> [What to work on] Extract every line below that contains the word "colonne".

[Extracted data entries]
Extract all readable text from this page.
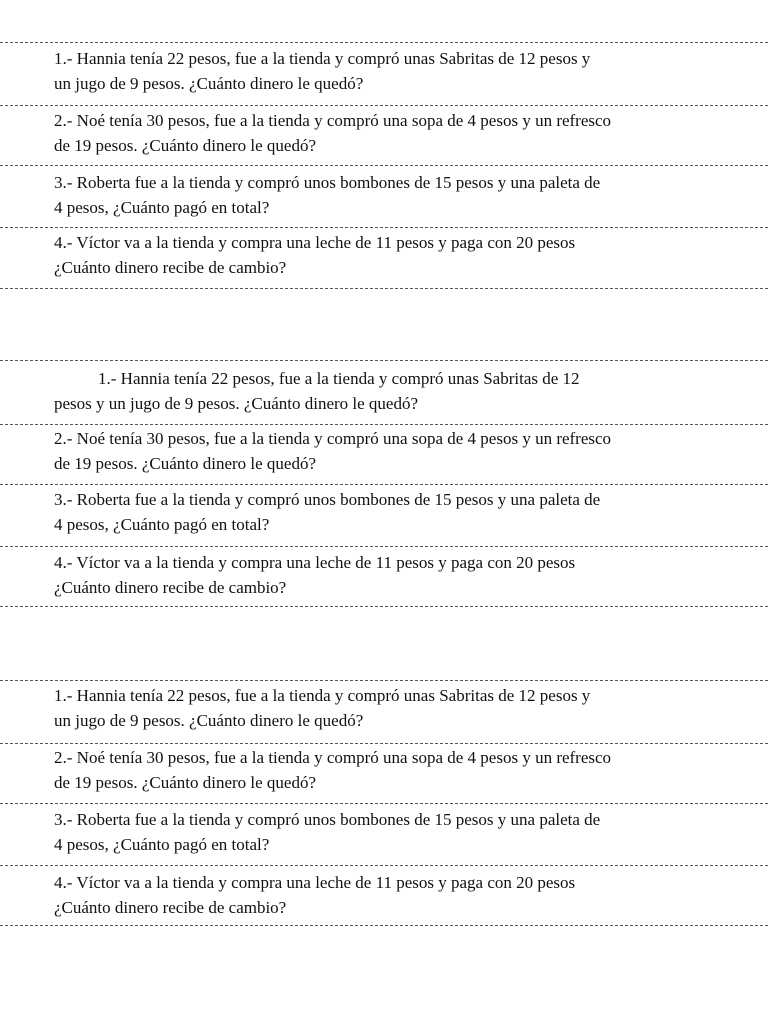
1.- Hannia tenía 22 pesos, fue a la tienda y compró unas Sabritas de 12 pesos y
un jugo de 9 pesos. ¿Cuánto dinero le quedó?
2.- Noé tenía 30 pesos, fue a la tienda y compró una sopa de 4 pesos y un refresco
de 19 pesos. ¿Cuánto dinero le quedó?
3.- Roberta fue a la tienda y compró unos bombones de 15 pesos y una paleta de
4 pesos, ¿Cuánto pagó en total?
4.- Víctor va a la tienda y compra una leche de 11 pesos y paga con 20 pesos
¿Cuánto dinero recibe de cambio?
1.- Hannia tenía 22 pesos, fue a la tienda y compró unas Sabritas de 12
pesos y un jugo de 9 pesos. ¿Cuánto dinero le quedó?
2.- Noé tenía 30 pesos, fue a la tienda y compró una sopa de 4 pesos y un refresco
de 19 pesos. ¿Cuánto dinero le quedó?
3.- Roberta fue a la tienda y compró unos bombones de 15 pesos y una paleta de
4 pesos, ¿Cuánto pagó en total?
4.- Víctor va a la tienda y compra una leche de 11 pesos y paga con 20 pesos
¿Cuánto dinero recibe de cambio?
1.- Hannia tenía 22 pesos, fue a la tienda y compró unas Sabritas de 12 pesos y
un jugo de 9 pesos. ¿Cuánto dinero le quedó?
2.- Noé tenía 30 pesos, fue a la tienda y compró una sopa de 4 pesos y un refresco
de 19 pesos. ¿Cuánto dinero le quedó?
3.- Roberta fue a la tienda y compró unos bombones de 15 pesos y una paleta de
4 pesos, ¿Cuánto pagó en total?
4.- Víctor va a la tienda y compra una leche de 11 pesos y paga con 20 pesos
¿Cuánto dinero recibe de cambio?
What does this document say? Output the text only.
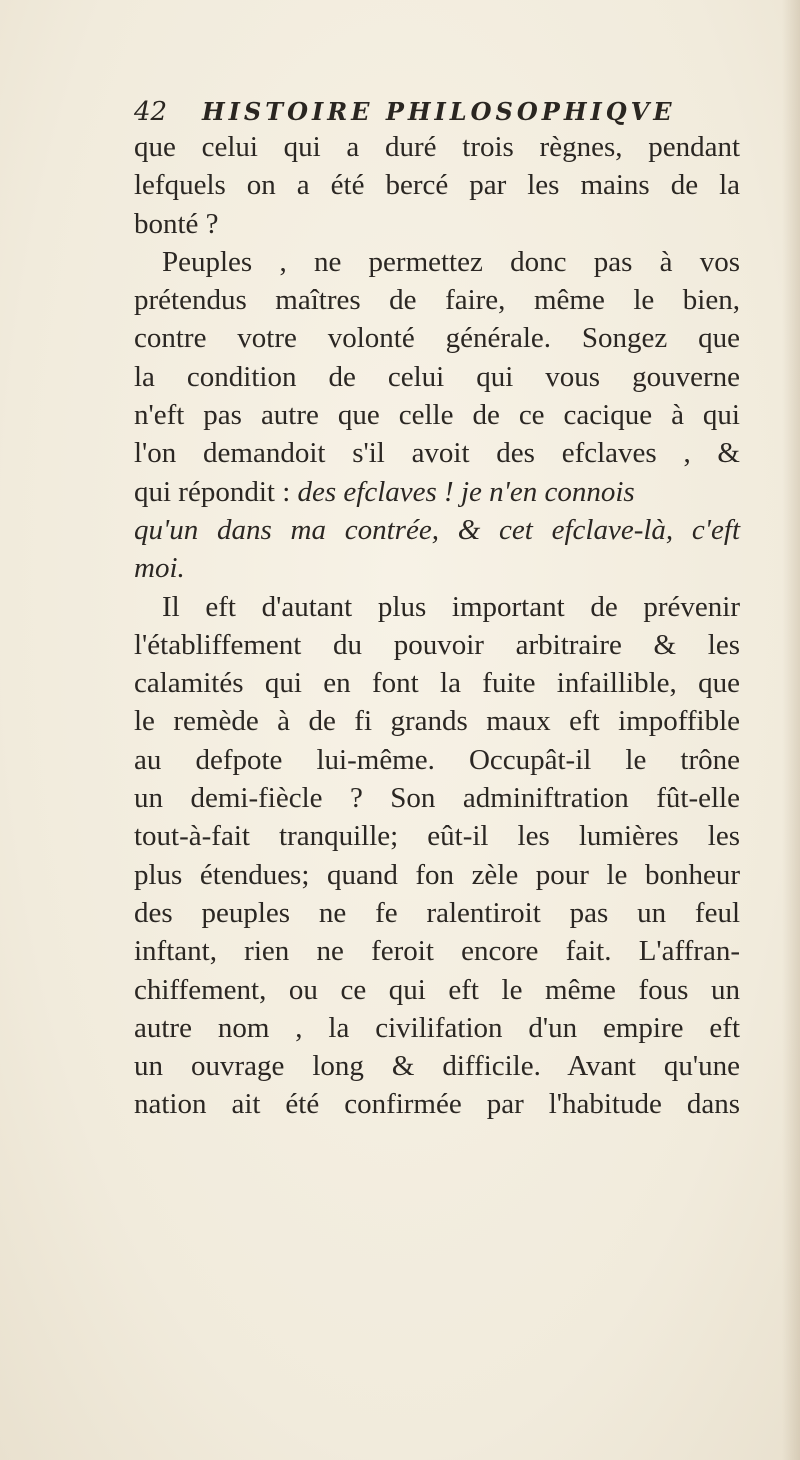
42 HISTOIRE PHILOSOPHIQVE
que celui qui a duré trois règnes, pendant
lefquels on a été bercé par les mains de la
bonté ?
Peuples , ne permettez donc pas à vos
prétendus maîtres de faire, même le bien,
contre votre volonté générale. Songez que
la condition de celui qui vous gouverne
n'eft pas autre que celle de ce cacique à qui
l'on demandoit s'il avoit des efclaves , &
qui répondit : des efclaves ! je n'en connois
qu'un dans ma contrée, & cet efclave-là, c'eft
moi.
Il eft d'autant plus important de prévenir
l'établiffement du pouvoir arbitraire & les
calamités qui en font la fuite infaillible, que
le remède à de fi grands maux eft impoffible
au defpote lui-même. Occupât-il le trône
un demi-fiècle ? Son adminiftration fût-elle
tout-à-fait tranquille; eût-il les lumières les
plus étendues; quand fon zèle pour le bonheur
des peuples ne fe ralentiroit pas un feul
inftant, rien ne feroit encore fait. L'affran-
chiffement, ou ce qui eft le même fous un
autre nom , la civilifation d'un empire eft
un ouvrage long & difficile. Avant qu'une
nation ait été confirmée par l'habitude dans
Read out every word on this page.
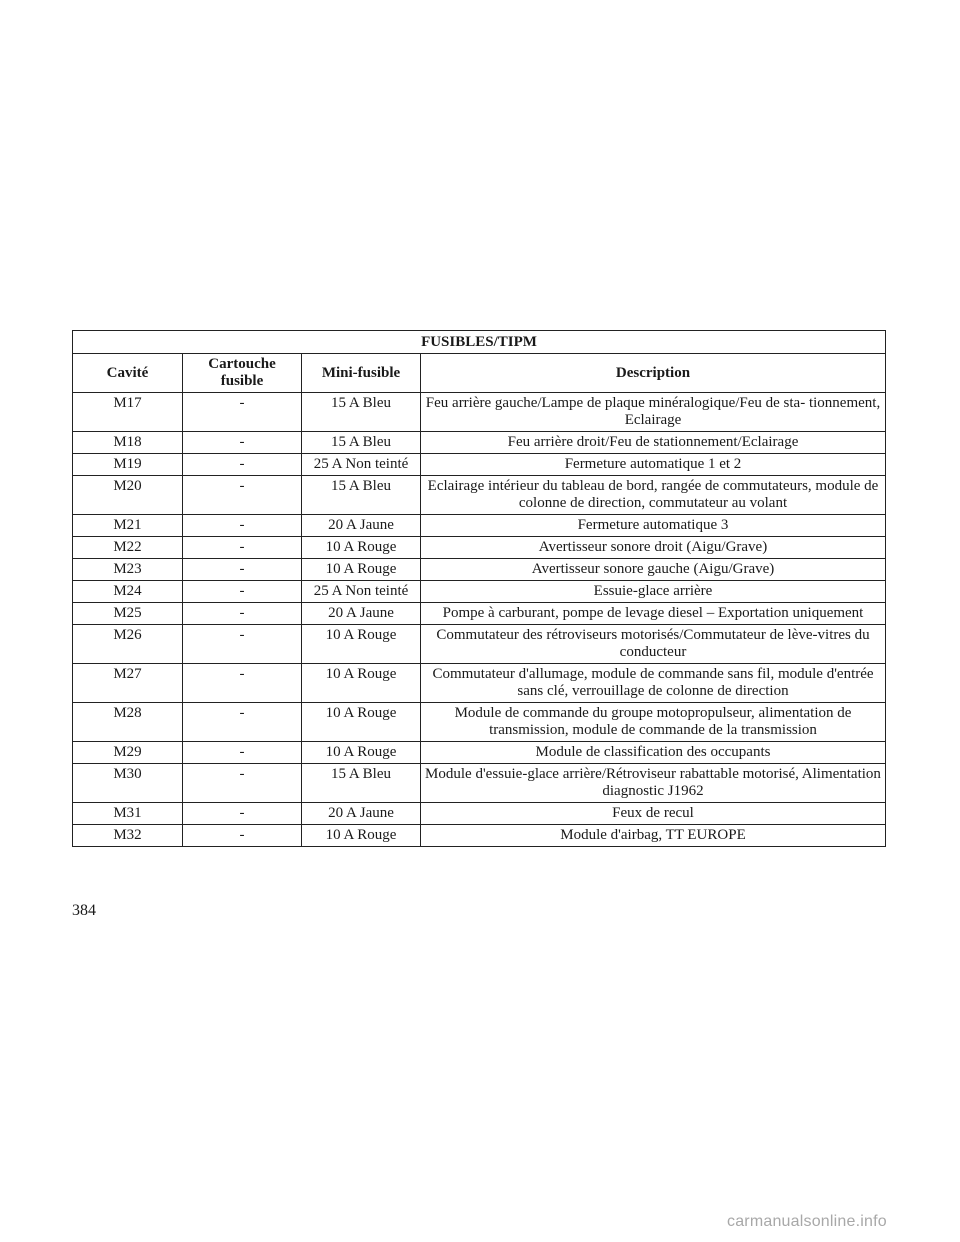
FUSIBLES/TIPM			
Cavité	Cartouche fusible	Mini-fusible	Description
M17	-	15 A Bleu	Feu arrière gauche/Lampe de plaque minéralogique/Feu de sta- tionnement, Eclairage
M18	-	15 A Bleu	Feu arrière droit/Feu de stationnement/Eclairage
M19	-	25 A Non teinté	Fermeture automatique 1 et 2
M20	-	15 A Bleu	Eclairage intérieur du tableau de bord, rangée de commutateurs, module de colonne de direction, commutateur au volant
M21	-	20 A Jaune	Fermeture automatique 3
M22	-	10 A Rouge	Avertisseur sonore droit (Aigu/Grave)
M23	-	10 A Rouge	Avertisseur sonore gauche (Aigu/Grave)
M24	-	25 A Non teinté	Essuie-glace arrière
M25	-	20 A Jaune	Pompe à carburant, pompe de levage diesel – Exportation uniquement
M26	-	10 A Rouge	Commutateur des rétroviseurs motorisés/Commutateur de lève-vitres du conducteur
M27	-	10 A Rouge	Commutateur d'allumage, module de commande sans fil, module d'entrée sans clé, verrouillage de colonne de direction
M28	-	10 A Rouge	Module de commande du groupe motopropulseur, alimentation de transmission, module de commande de la transmission
M29	-	10 A Rouge	Module de classification des occupants
M30	-	15 A Bleu	Module d'essuie-glace arrière/Rétroviseur rabattable motorisé, Alimentation diagnostic J1962
M31	-	20 A Jaune	Feux de recul
M32	-	10 A Rouge	Module d'airbag, TT EUROPE
384
carmanualsonline.info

> [Problem solution]
M20	-	15 A Bleu	Eclairage intérieur du tableau de bord, rangée de commutateurs, module de colonne de direction, commutateur au volant
M27	-	10 A Rouge	Commutateur d'allumage, module de commande sans fil, module d'entrée sans clé, verrouillage de colonne de direction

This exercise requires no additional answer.